====== DATA PROVIDED
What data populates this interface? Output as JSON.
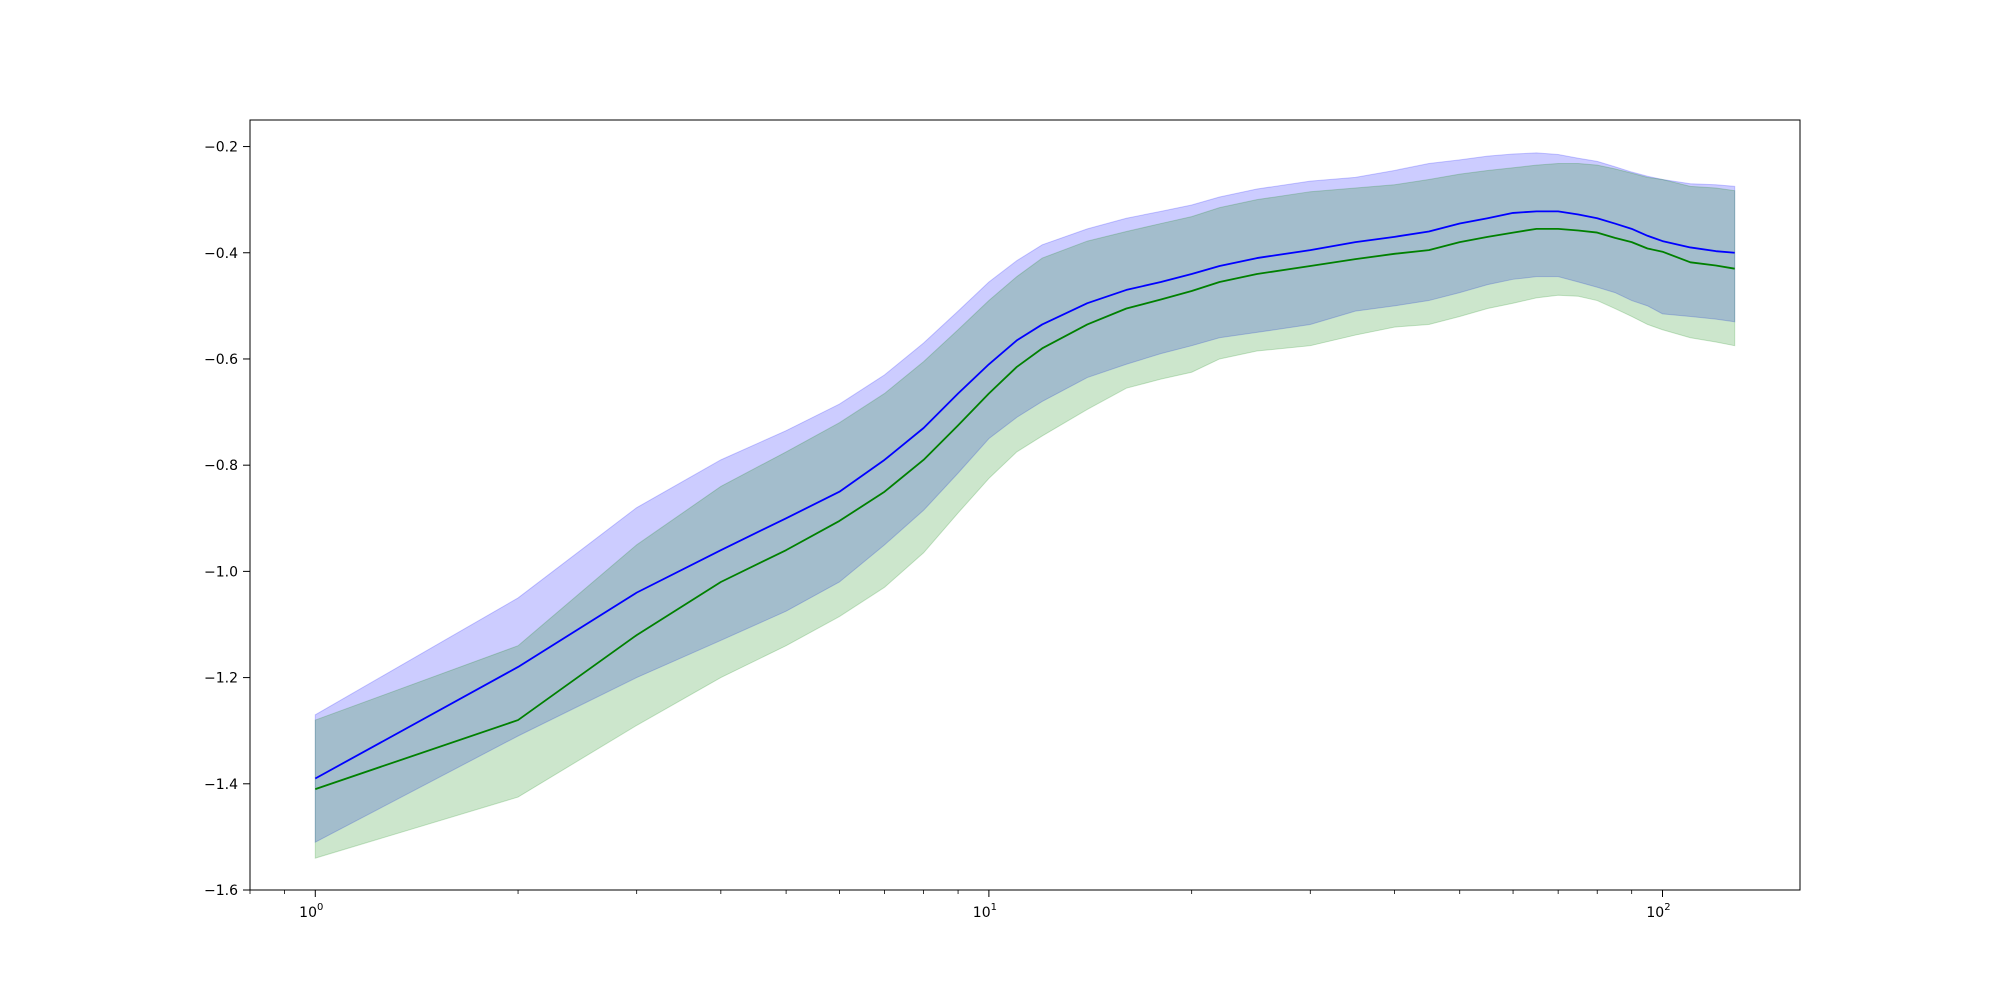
{
  "chart_data": {
    "type": "line",
    "x_scale": "log",
    "xlim": [
      0.8,
      160
    ],
    "ylim": [
      -1.6,
      -0.15
    ],
    "x_ticks": [
      {
        "value": 1,
        "base": "10",
        "exp": "0"
      },
      {
        "value": 10,
        "base": "10",
        "exp": "1"
      },
      {
        "value": 100,
        "base": "10",
        "exp": "2"
      }
    ],
    "y_ticks": [
      {
        "value": -0.2,
        "label": "−0.2"
      },
      {
        "value": -0.4,
        "label": "−0.4"
      },
      {
        "value": -0.6,
        "label": "−0.6"
      },
      {
        "value": -0.8,
        "label": "−0.8"
      },
      {
        "value": -1.0,
        "label": "−1.0"
      },
      {
        "value": -1.2,
        "label": "−1.2"
      },
      {
        "value": -1.4,
        "label": "−1.4"
      },
      {
        "value": -1.6,
        "label": "−1.6"
      }
    ],
    "grid": false,
    "series": [
      {
        "color": "#0000ff",
        "band_color": "#0000ff",
        "band_opacity": 0.2,
        "x": [
          1,
          2,
          3,
          4,
          5,
          6,
          7,
          8,
          9,
          10,
          11,
          12,
          14,
          16,
          18,
          20,
          22,
          25,
          30,
          35,
          40,
          45,
          50,
          55,
          60,
          65,
          70,
          75,
          80,
          85,
          90,
          95,
          100,
          110,
          120,
          128
        ],
        "y": [
          -1.39,
          -1.18,
          -1.04,
          -0.96,
          -0.9,
          -0.85,
          -0.79,
          -0.73,
          -0.665,
          -0.61,
          -0.565,
          -0.535,
          -0.495,
          -0.47,
          -0.455,
          -0.44,
          -0.425,
          -0.41,
          -0.395,
          -0.38,
          -0.37,
          -0.36,
          -0.345,
          -0.335,
          -0.325,
          -0.322,
          -0.322,
          -0.328,
          -0.335,
          -0.345,
          -0.355,
          -0.368,
          -0.378,
          -0.39,
          -0.397,
          -0.4
        ],
        "upper": [
          -1.27,
          -1.05,
          -0.88,
          -0.79,
          -0.735,
          -0.685,
          -0.63,
          -0.57,
          -0.51,
          -0.455,
          -0.415,
          -0.385,
          -0.355,
          -0.335,
          -0.322,
          -0.31,
          -0.295,
          -0.28,
          -0.265,
          -0.258,
          -0.245,
          -0.232,
          -0.225,
          -0.218,
          -0.214,
          -0.212,
          -0.215,
          -0.222,
          -0.228,
          -0.238,
          -0.248,
          -0.256,
          -0.262,
          -0.27,
          -0.272,
          -0.275
        ],
        "lower": [
          -1.51,
          -1.31,
          -1.2,
          -1.13,
          -1.075,
          -1.02,
          -0.95,
          -0.885,
          -0.815,
          -0.75,
          -0.71,
          -0.68,
          -0.635,
          -0.61,
          -0.59,
          -0.575,
          -0.56,
          -0.55,
          -0.535,
          -0.51,
          -0.5,
          -0.49,
          -0.475,
          -0.46,
          -0.45,
          -0.445,
          -0.445,
          -0.455,
          -0.465,
          -0.475,
          -0.49,
          -0.5,
          -0.515,
          -0.52,
          -0.525,
          -0.53
        ]
      },
      {
        "color": "#008000",
        "band_color": "#008000",
        "band_opacity": 0.2,
        "x": [
          1,
          2,
          3,
          4,
          5,
          6,
          7,
          8,
          9,
          10,
          11,
          12,
          14,
          16,
          18,
          20,
          22,
          25,
          30,
          35,
          40,
          45,
          50,
          55,
          60,
          65,
          70,
          75,
          80,
          85,
          90,
          95,
          100,
          110,
          120,
          128
        ],
        "y": [
          -1.41,
          -1.28,
          -1.12,
          -1.02,
          -0.96,
          -0.905,
          -0.85,
          -0.79,
          -0.725,
          -0.665,
          -0.615,
          -0.58,
          -0.535,
          -0.505,
          -0.488,
          -0.472,
          -0.455,
          -0.44,
          -0.425,
          -0.412,
          -0.402,
          -0.395,
          -0.38,
          -0.37,
          -0.362,
          -0.355,
          -0.355,
          -0.358,
          -0.362,
          -0.372,
          -0.38,
          -0.392,
          -0.398,
          -0.418,
          -0.424,
          -0.43
        ],
        "upper": [
          -1.28,
          -1.14,
          -0.95,
          -0.84,
          -0.775,
          -0.72,
          -0.665,
          -0.605,
          -0.545,
          -0.49,
          -0.445,
          -0.41,
          -0.378,
          -0.36,
          -0.345,
          -0.332,
          -0.315,
          -0.3,
          -0.285,
          -0.278,
          -0.272,
          -0.262,
          -0.252,
          -0.245,
          -0.24,
          -0.235,
          -0.232,
          -0.232,
          -0.235,
          -0.242,
          -0.25,
          -0.258,
          -0.262,
          -0.275,
          -0.278,
          -0.283
        ],
        "lower": [
          -1.54,
          -1.425,
          -1.29,
          -1.2,
          -1.14,
          -1.085,
          -1.03,
          -0.965,
          -0.89,
          -0.825,
          -0.775,
          -0.745,
          -0.695,
          -0.655,
          -0.638,
          -0.625,
          -0.6,
          -0.585,
          -0.575,
          -0.555,
          -0.54,
          -0.535,
          -0.52,
          -0.505,
          -0.495,
          -0.485,
          -0.48,
          -0.482,
          -0.49,
          -0.505,
          -0.52,
          -0.535,
          -0.545,
          -0.56,
          -0.568,
          -0.575
        ]
      }
    ]
  }
}
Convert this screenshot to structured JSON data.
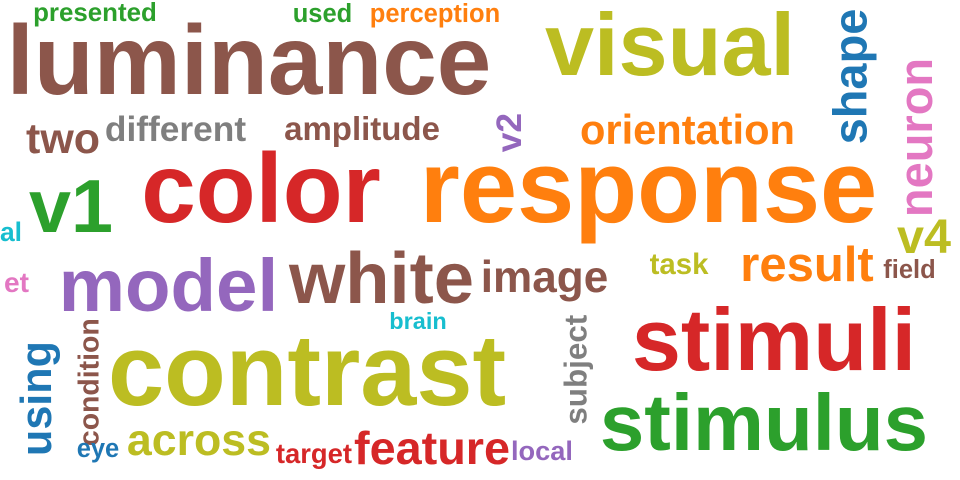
{
  "palette": {
    "brown": "#8c564b",
    "olive": "#bcbd22",
    "red": "#d62728",
    "orange": "#ff7f0e",
    "green": "#2ca02c",
    "blue": "#1f77b4",
    "purple": "#9467bd",
    "gray": "#7f7f7f",
    "pink": "#e377c2",
    "cyan": "#17becf"
  },
  "words": [
    {
      "text": "presented",
      "color": "green"
    },
    {
      "text": "used",
      "color": "green"
    },
    {
      "text": "perception",
      "color": "orange"
    },
    {
      "text": "luminance",
      "color": "brown"
    },
    {
      "text": "visual",
      "color": "olive"
    },
    {
      "text": "shape",
      "color": "blue",
      "rotated": true
    },
    {
      "text": "neuron",
      "color": "pink",
      "rotated": true
    },
    {
      "text": "two",
      "color": "brown"
    },
    {
      "text": "different",
      "color": "gray"
    },
    {
      "text": "amplitude",
      "color": "brown"
    },
    {
      "text": "v2",
      "color": "purple",
      "rotated": true
    },
    {
      "text": "orientation",
      "color": "orange"
    },
    {
      "text": "color",
      "color": "red"
    },
    {
      "text": "response",
      "color": "orange"
    },
    {
      "text": "v1",
      "color": "green"
    },
    {
      "text": "v4",
      "color": "olive"
    },
    {
      "text": "al",
      "color": "cyan"
    },
    {
      "text": "model",
      "color": "purple"
    },
    {
      "text": "white",
      "color": "brown"
    },
    {
      "text": "image",
      "color": "brown"
    },
    {
      "text": "task",
      "color": "olive"
    },
    {
      "text": "result",
      "color": "orange"
    },
    {
      "text": "field",
      "color": "brown"
    },
    {
      "text": "et",
      "color": "pink"
    },
    {
      "text": "brain",
      "color": "cyan"
    },
    {
      "text": "stimuli",
      "color": "red"
    },
    {
      "text": "using",
      "color": "blue",
      "rotated": true
    },
    {
      "text": "condition",
      "color": "brown",
      "rotated": true
    },
    {
      "text": "contrast",
      "color": "olive"
    },
    {
      "text": "subject",
      "color": "gray",
      "rotated": true
    },
    {
      "text": "stimulus",
      "color": "green"
    },
    {
      "text": "eye",
      "color": "blue"
    },
    {
      "text": "across",
      "color": "olive"
    },
    {
      "text": "target",
      "color": "red"
    },
    {
      "text": "feature",
      "color": "red"
    },
    {
      "text": "local",
      "color": "purple"
    }
  ]
}
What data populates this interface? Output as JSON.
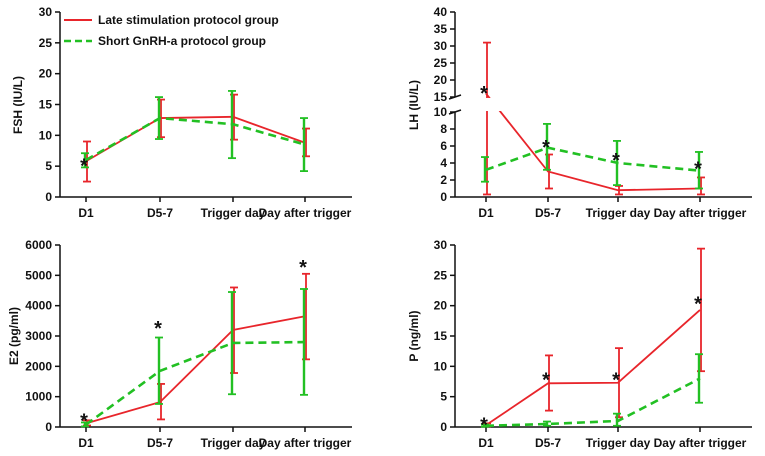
{
  "colors": {
    "red": "#e8252b",
    "green": "#22c023",
    "axis": "#111111"
  },
  "legend": {
    "red_label": "Late stimulation protocol group",
    "green_label": "Short GnRH-a protocol group",
    "placement": "top-left of FSH panel"
  },
  "chart_data": [
    {
      "id": "fsh",
      "type": "line",
      "title": "",
      "ylabel": "FSH (IU/L)",
      "xlabel": "",
      "categories": [
        "D1",
        "D5-7",
        "Trigger day",
        "Day after trigger"
      ],
      "ylim": [
        0,
        30
      ],
      "yticks": [
        0,
        5,
        10,
        15,
        20,
        25,
        30
      ],
      "series": [
        {
          "name": "Late stimulation protocol group",
          "color": "red",
          "dashed": false,
          "values": [
            5.8,
            12.8,
            13.0,
            8.8
          ],
          "err_low": [
            2.5,
            9.7,
            9.3,
            6.6
          ],
          "err_high": [
            9.0,
            15.8,
            16.6,
            11.1
          ]
        },
        {
          "name": "Short GnRH-a protocol group",
          "color": "green",
          "dashed": true,
          "values": [
            6.0,
            12.8,
            11.8,
            8.5
          ],
          "err_low": [
            4.8,
            9.4,
            6.3,
            4.2
          ],
          "err_high": [
            7.1,
            16.2,
            17.2,
            12.8
          ]
        }
      ],
      "stars": [
        {
          "category": 0,
          "y": 5.3
        }
      ]
    },
    {
      "id": "lh",
      "type": "line",
      "title": "",
      "ylabel": "LH (IU/L)",
      "xlabel": "",
      "categories": [
        "D1",
        "D5-7",
        "Trigger day",
        "Day after trigger"
      ],
      "ylim": [
        0,
        40
      ],
      "axis_break": [
        10,
        15
      ],
      "yticks": [
        0,
        2,
        4,
        6,
        8,
        10,
        15,
        20,
        25,
        30,
        35,
        40
      ],
      "series": [
        {
          "name": "Late stimulation protocol group",
          "color": "red",
          "dashed": false,
          "values": [
            16.0,
            3.0,
            0.8,
            1.0
          ],
          "err_low": [
            0.3,
            1.0,
            0.3,
            0.3
          ],
          "err_high": [
            31.0,
            5.0,
            1.3,
            2.3
          ]
        },
        {
          "name": "Short GnRH-a protocol group",
          "color": "green",
          "dashed": true,
          "values": [
            3.2,
            5.8,
            4.0,
            3.1
          ],
          "err_low": [
            1.8,
            3.2,
            1.4,
            1.0
          ],
          "err_high": [
            4.7,
            8.6,
            6.6,
            5.3
          ]
        }
      ],
      "stars": [
        {
          "category": 0,
          "y": 16.5
        },
        {
          "category": 1,
          "y": 6.0
        },
        {
          "category": 2,
          "y": 4.5
        },
        {
          "category": 3,
          "y": 3.5
        }
      ]
    },
    {
      "id": "e2",
      "type": "line",
      "title": "",
      "ylabel": "E2 (pg/ml)",
      "xlabel": "",
      "categories": [
        "D1",
        "D5-7",
        "Trigger day",
        "Day after trigger"
      ],
      "ylim": [
        0,
        6000
      ],
      "yticks": [
        0,
        1000,
        2000,
        3000,
        4000,
        5000,
        6000
      ],
      "series": [
        {
          "name": "Late stimulation protocol group",
          "color": "red",
          "dashed": false,
          "values": [
            120,
            820,
            3200,
            3650
          ],
          "err_low": [
            50,
            250,
            1780,
            2230
          ],
          "err_high": [
            220,
            1420,
            4600,
            5050
          ]
        },
        {
          "name": "Short GnRH-a protocol group",
          "color": "green",
          "dashed": true,
          "values": [
            80,
            1850,
            2770,
            2800
          ],
          "err_low": [
            20,
            760,
            1080,
            1060
          ],
          "err_high": [
            150,
            2950,
            4450,
            4550
          ]
        }
      ],
      "stars": [
        {
          "category": 0,
          "y": 250
        },
        {
          "category": 1,
          "y": 3300
        },
        {
          "category": 3,
          "y": 5300
        }
      ]
    },
    {
      "id": "p",
      "type": "line",
      "title": "",
      "ylabel": "P (ng/ml)",
      "xlabel": "",
      "categories": [
        "D1",
        "D5-7",
        "Trigger day",
        "Day after trigger"
      ],
      "ylim": [
        0,
        30
      ],
      "yticks": [
        0,
        5,
        10,
        15,
        20,
        25,
        30
      ],
      "series": [
        {
          "name": "Late stimulation protocol group",
          "color": "red",
          "dashed": false,
          "values": [
            0.3,
            7.2,
            7.3,
            19.3
          ],
          "err_low": [
            0.1,
            2.7,
            1.6,
            9.2
          ],
          "err_high": [
            0.6,
            11.8,
            13.0,
            29.4
          ]
        },
        {
          "name": "Short GnRH-a protocol group",
          "color": "green",
          "dashed": true,
          "values": [
            0.2,
            0.5,
            1.0,
            8.0
          ],
          "err_low": [
            0.05,
            0.2,
            0.2,
            4.0
          ],
          "err_high": [
            0.4,
            0.9,
            2.2,
            12.0
          ]
        }
      ],
      "stars": [
        {
          "category": 0,
          "y": 0.6
        },
        {
          "category": 1,
          "y": 8.0
        },
        {
          "category": 2,
          "y": 8.0
        },
        {
          "category": 3,
          "y": 20.5
        }
      ]
    }
  ]
}
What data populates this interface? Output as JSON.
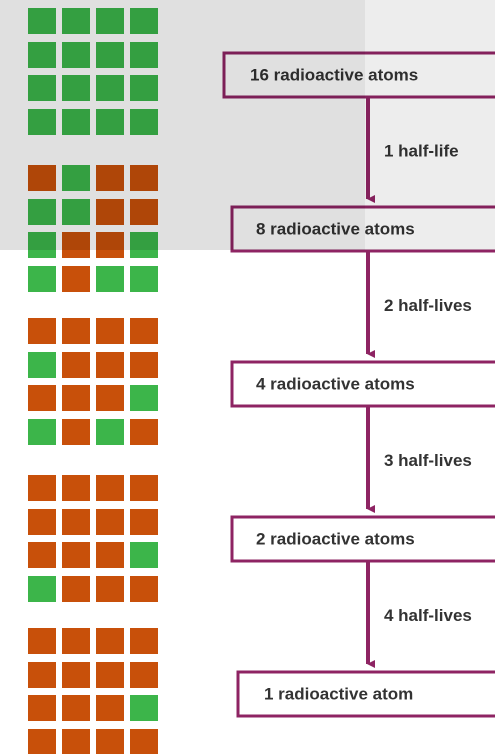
{
  "atom_grids": [
    [
      "GGGG",
      "GGGG",
      "GGGG",
      "GGGG"
    ],
    [
      "OGOO",
      "GGOO",
      "GOOG",
      "GOGG"
    ],
    [
      "OOOO",
      "GOOO",
      "OOOG",
      "GOGO"
    ],
    [
      "OOOO",
      "OOOO",
      "OOOG",
      "GOOO"
    ],
    [
      "OOOO",
      "OOOO",
      "OOOG",
      "OOOO"
    ]
  ],
  "steps": [
    {
      "label": "16 radioactive atoms"
    },
    {
      "label": "8 radioactive atoms",
      "arrow_label": "1 half-life"
    },
    {
      "label": "4 radioactive atoms",
      "arrow_label": "2 half-lives"
    },
    {
      "label": "2 radioactive atoms",
      "arrow_label": "3 half-lives"
    },
    {
      "label": "1 radioactive atom",
      "arrow_label": "4 half-lives"
    }
  ]
}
============
WHAT THE TASK REQUIRES:
In the listing above, find the lines holding the word "radioactive" and copy them.

OUTPUT:
      "label": "16 radioactive atoms"
      "label": "8 radioactive atoms",
      "label": "4 radioactive atoms",
      "label": "2 radioactive atoms",
      "label": "1 radioactive atom",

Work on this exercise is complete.